▶ **ENUNCIADO DO EXERCÍCIO**
Prossiga a redação do texto sobre a mediação angolana na região dos Grandes Lagos, dando-lhe continuidade a partir da sua última frase.

▶ **TEXTO FORNECIDO**
————

A Conferência Internacional sobre a Região dos Grandes Lagos (CIRGL) foi concebida como um fórum africano para responder às crises recorrentes que assolam uma das zonas mais voláteis do continente. Angola, pela sua posição geopolítica e pela liderança dos Presidentes José Eduardo dos Santos e João Lourenço, assumiu nos últimos anos o papel de mediador central, particularmente nos dossiês mais sensíveis: o conflito no Leste da República Democrática do Congo (RDC), a tensão com o Ruanda e a instabilidade no Burundi. Apesar da visibilidade diplomática e das cimeiras em Luanda, os resultados práticos ficaram aquém do esperado. A paz continua frágil, as hostilidades persistem e a confiança entre os líderes da região é mínima. Afinal, o que falhou na intermediação angolana?

————

▶ **REGISTOS DE DADOS**
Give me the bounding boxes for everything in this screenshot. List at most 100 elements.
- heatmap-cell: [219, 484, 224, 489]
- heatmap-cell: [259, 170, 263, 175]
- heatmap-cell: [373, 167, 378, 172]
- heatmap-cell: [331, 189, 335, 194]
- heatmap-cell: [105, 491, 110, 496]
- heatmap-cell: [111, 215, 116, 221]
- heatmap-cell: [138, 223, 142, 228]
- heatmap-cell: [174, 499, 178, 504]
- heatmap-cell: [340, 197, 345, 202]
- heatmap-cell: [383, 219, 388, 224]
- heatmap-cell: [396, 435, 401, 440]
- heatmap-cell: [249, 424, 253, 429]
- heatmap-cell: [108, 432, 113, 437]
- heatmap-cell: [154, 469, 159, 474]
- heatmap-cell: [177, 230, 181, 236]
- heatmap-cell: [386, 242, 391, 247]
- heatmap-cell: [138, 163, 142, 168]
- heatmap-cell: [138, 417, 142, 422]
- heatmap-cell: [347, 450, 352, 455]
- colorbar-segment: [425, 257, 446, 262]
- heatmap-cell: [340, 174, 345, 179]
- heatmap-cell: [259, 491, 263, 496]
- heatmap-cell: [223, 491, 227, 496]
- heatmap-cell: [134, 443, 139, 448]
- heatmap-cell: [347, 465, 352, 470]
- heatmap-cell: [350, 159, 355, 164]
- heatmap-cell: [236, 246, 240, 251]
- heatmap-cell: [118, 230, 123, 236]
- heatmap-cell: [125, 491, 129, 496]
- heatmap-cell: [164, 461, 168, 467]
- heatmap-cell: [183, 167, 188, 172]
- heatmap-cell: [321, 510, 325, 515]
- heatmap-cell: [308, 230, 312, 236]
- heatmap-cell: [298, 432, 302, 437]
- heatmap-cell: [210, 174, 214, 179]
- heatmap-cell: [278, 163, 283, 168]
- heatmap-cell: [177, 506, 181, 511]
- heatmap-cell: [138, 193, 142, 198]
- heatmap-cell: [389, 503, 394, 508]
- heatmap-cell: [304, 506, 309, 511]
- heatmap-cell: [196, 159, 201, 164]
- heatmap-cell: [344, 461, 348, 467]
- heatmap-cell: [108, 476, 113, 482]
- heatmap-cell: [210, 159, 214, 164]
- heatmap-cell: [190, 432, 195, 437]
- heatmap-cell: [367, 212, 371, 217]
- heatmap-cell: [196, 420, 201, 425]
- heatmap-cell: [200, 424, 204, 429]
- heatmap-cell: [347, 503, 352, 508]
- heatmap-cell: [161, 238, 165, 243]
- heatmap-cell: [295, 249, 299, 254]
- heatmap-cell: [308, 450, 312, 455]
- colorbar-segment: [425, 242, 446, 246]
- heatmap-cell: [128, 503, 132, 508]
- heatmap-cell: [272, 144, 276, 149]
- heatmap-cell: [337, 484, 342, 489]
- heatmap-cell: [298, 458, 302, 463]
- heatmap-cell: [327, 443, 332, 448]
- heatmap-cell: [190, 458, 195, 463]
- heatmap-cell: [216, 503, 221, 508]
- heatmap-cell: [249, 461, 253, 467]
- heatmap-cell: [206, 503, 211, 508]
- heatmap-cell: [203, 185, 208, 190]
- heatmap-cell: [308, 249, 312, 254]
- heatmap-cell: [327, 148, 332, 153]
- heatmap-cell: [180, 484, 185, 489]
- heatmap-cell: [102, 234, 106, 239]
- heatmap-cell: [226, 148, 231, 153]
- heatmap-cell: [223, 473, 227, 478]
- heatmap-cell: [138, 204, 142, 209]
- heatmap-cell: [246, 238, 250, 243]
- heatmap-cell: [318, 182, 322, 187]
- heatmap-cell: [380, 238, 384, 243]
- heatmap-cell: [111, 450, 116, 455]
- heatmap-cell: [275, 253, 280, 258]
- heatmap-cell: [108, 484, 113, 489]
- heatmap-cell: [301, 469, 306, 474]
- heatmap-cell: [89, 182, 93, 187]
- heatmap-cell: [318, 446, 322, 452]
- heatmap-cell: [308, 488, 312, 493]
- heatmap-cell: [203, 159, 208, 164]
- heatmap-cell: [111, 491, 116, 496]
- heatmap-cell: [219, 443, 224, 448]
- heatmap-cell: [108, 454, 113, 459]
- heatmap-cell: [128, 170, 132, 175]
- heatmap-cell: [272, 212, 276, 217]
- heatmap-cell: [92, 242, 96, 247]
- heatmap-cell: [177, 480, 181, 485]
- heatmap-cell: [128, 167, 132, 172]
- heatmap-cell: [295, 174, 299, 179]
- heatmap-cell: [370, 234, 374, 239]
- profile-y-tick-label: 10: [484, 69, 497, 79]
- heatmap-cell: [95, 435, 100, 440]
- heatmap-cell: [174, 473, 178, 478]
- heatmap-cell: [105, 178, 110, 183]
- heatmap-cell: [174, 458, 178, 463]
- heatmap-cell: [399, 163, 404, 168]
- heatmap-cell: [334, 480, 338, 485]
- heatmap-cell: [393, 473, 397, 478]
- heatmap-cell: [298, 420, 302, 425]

————

▶ **RESPOSTA**
1 . A desconfiança crónica entre as partes A mediação exige um ponto de partida: um mínimo de confiança. Entre Kinshasa e Kigali, porém, o ambiente mantevese tóxico. Acusações públicas de apoio a grupos armados, reforço de contingentes militares junto às fronteiras e retórica agressiva minaram qualquer esforço de aproximação.
2 . A sobreposição de mediações concorrentes Enquanto Angola liderava o processo no quadro da CIRGL, o Quénia conduzia o “Processo de Nairobi” no âmbito da Comunidade da África Oriental (EAC), a União Africana tentava manter um papel de supervisão e as Nações Unidas ofereciam a sua própria plataforma de diálogo. Essa multiplicidade de mediações fragmentou agendas, confundiu prioridades e diluiu o peso político da via angolana.
3 . A ausência de mecanismos vinculativos Os acordos alcançados nas cimeiras de Luanda tiveram forte valor simbólico, mas pouca força prática. Eram compromissos políticos, não jurídicos, sem cláusulas de implementação obrigatória nem sanções para incumprimento. Resultado: cada parte interpretou o que assinou à sua maneira, sem receio de consequências.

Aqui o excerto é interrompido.